%%

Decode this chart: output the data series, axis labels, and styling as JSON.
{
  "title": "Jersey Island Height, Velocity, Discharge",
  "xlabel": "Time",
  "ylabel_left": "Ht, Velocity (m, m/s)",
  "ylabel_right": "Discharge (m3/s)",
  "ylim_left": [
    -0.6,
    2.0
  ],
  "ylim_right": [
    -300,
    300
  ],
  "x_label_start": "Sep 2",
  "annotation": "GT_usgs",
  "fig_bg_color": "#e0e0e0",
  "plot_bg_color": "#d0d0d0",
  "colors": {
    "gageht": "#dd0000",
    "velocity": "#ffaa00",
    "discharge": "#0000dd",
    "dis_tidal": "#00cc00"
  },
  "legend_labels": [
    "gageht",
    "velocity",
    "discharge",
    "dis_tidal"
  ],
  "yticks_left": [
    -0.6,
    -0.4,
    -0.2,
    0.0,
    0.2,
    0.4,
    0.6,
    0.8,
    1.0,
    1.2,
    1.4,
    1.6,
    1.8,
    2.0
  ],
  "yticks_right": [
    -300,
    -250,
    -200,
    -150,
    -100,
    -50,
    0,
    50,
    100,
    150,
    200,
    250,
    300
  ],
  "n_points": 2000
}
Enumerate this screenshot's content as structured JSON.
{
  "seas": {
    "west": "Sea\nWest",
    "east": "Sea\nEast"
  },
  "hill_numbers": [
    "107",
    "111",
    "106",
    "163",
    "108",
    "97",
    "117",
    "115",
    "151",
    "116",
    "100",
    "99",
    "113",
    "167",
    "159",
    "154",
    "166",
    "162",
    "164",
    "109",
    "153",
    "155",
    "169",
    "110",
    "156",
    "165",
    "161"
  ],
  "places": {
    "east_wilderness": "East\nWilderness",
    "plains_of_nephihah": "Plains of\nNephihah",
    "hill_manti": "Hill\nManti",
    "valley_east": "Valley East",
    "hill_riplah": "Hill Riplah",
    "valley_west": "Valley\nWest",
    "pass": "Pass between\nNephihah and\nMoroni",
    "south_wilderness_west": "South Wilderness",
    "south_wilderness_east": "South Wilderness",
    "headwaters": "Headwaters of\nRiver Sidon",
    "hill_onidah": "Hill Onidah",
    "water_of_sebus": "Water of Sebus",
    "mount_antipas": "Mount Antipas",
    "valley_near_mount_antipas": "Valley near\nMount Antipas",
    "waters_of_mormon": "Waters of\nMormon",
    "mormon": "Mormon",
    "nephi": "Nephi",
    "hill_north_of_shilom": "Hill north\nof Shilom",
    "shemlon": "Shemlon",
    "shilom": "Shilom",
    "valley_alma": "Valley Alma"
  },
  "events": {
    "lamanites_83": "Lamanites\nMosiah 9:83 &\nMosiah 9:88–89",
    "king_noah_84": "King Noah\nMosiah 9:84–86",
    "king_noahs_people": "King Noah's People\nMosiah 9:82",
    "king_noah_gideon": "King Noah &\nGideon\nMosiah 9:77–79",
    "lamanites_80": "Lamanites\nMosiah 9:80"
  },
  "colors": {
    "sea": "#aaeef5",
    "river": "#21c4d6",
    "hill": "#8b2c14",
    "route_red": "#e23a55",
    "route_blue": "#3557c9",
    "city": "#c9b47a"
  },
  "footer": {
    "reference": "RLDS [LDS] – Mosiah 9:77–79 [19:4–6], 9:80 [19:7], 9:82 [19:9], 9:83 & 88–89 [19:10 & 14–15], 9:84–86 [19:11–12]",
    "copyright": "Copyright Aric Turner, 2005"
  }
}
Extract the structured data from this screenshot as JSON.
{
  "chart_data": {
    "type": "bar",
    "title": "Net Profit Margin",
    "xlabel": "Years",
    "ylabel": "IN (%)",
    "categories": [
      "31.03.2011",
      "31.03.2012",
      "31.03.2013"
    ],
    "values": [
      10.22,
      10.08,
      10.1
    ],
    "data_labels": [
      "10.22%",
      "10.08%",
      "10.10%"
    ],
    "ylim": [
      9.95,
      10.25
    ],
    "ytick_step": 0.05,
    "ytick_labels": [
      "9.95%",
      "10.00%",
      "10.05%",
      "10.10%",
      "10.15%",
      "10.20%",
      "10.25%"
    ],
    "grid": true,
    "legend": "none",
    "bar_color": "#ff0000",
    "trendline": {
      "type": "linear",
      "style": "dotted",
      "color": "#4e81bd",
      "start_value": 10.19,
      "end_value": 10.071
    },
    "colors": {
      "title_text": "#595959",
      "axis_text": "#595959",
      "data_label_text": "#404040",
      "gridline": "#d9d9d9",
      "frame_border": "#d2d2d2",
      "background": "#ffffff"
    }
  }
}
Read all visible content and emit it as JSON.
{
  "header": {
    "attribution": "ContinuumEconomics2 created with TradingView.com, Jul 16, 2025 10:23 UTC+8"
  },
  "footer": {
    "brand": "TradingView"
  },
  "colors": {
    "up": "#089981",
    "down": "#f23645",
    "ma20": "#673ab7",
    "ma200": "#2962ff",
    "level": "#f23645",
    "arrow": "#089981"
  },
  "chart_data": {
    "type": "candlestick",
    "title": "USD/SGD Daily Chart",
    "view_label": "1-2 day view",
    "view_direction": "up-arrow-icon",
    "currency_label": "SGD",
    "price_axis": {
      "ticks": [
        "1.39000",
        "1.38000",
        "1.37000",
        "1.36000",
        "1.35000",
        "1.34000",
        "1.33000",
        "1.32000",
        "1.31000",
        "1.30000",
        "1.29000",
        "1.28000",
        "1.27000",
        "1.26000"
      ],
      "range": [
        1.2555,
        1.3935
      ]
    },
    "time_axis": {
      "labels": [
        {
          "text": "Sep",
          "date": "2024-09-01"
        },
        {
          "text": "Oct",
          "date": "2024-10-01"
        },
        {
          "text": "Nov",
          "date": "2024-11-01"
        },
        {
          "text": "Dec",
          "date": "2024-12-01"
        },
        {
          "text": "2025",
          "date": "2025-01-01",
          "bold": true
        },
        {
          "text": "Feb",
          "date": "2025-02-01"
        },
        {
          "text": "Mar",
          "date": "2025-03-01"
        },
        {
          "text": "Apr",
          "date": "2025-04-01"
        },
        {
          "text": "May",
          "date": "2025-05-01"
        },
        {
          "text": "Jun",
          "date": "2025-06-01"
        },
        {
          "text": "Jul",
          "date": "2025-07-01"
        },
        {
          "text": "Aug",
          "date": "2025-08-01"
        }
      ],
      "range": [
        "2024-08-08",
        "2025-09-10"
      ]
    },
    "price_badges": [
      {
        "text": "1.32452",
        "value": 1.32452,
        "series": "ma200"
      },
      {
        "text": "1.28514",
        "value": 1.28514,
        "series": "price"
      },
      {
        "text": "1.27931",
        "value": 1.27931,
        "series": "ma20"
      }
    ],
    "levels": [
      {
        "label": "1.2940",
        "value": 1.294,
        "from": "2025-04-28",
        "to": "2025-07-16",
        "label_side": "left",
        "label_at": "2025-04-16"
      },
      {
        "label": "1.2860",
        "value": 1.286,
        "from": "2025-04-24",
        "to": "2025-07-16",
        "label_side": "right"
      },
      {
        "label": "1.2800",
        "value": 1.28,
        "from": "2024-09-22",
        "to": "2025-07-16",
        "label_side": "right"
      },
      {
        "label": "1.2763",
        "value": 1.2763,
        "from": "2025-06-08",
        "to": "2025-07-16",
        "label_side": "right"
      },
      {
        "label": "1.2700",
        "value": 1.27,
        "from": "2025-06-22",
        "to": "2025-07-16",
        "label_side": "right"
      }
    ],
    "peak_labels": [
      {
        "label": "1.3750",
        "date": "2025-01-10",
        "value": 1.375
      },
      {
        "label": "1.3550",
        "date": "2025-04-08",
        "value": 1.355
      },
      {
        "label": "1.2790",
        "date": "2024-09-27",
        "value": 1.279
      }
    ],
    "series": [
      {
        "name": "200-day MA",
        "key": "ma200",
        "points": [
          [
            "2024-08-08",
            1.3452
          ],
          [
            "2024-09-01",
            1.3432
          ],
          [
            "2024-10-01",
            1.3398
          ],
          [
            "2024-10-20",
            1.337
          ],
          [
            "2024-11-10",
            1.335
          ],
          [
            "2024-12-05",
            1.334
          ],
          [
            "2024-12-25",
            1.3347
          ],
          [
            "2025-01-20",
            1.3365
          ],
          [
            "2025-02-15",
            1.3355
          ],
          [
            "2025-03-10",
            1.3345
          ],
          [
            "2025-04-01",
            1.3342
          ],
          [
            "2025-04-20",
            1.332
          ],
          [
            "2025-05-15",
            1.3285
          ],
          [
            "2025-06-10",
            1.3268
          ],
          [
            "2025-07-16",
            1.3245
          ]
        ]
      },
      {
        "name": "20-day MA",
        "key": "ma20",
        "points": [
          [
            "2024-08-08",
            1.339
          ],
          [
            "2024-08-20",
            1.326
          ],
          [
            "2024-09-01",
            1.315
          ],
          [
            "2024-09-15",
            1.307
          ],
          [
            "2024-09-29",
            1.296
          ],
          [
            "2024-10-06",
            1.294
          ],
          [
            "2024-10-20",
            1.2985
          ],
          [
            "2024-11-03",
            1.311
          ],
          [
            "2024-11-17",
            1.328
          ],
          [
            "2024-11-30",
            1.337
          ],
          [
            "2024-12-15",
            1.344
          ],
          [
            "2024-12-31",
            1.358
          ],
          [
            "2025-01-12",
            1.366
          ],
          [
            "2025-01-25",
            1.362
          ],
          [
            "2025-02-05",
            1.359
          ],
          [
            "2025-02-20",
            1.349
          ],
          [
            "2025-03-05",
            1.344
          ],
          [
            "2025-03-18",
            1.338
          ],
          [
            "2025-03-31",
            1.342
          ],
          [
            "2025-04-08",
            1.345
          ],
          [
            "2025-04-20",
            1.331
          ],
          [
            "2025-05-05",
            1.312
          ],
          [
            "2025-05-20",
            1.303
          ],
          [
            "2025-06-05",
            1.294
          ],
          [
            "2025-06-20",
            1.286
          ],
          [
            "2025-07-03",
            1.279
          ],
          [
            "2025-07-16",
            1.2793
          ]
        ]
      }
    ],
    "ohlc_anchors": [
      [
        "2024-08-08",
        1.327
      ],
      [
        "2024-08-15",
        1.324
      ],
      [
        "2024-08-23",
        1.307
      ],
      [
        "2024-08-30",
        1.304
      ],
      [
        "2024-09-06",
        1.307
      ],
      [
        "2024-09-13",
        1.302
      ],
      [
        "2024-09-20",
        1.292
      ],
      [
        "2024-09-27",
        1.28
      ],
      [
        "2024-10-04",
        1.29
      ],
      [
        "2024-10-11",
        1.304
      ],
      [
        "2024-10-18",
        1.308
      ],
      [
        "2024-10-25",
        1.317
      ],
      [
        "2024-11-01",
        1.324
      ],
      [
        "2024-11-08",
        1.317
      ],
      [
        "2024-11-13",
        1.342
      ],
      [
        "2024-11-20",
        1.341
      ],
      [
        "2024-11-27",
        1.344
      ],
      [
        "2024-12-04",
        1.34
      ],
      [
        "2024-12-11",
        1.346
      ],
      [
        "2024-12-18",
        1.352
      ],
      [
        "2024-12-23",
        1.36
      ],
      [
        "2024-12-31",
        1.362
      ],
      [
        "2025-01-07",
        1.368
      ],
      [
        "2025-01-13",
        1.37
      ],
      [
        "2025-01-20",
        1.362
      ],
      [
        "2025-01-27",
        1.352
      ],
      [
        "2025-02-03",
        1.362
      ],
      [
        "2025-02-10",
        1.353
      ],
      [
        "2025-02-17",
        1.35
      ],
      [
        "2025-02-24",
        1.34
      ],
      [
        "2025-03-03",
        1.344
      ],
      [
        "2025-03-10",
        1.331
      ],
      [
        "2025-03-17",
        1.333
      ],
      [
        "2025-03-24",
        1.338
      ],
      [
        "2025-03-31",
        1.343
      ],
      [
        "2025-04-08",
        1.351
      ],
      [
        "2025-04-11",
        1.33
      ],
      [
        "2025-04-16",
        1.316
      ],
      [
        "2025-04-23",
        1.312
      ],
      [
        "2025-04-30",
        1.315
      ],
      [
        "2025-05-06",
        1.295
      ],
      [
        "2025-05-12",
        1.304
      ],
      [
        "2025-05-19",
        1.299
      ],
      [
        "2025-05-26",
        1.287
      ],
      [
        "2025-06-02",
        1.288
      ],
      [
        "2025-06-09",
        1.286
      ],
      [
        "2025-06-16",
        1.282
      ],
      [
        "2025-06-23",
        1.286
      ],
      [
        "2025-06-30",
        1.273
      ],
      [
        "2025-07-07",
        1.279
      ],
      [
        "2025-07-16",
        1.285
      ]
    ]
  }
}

%%

Tally the lines above containing "Noah". Answer with the count only.

3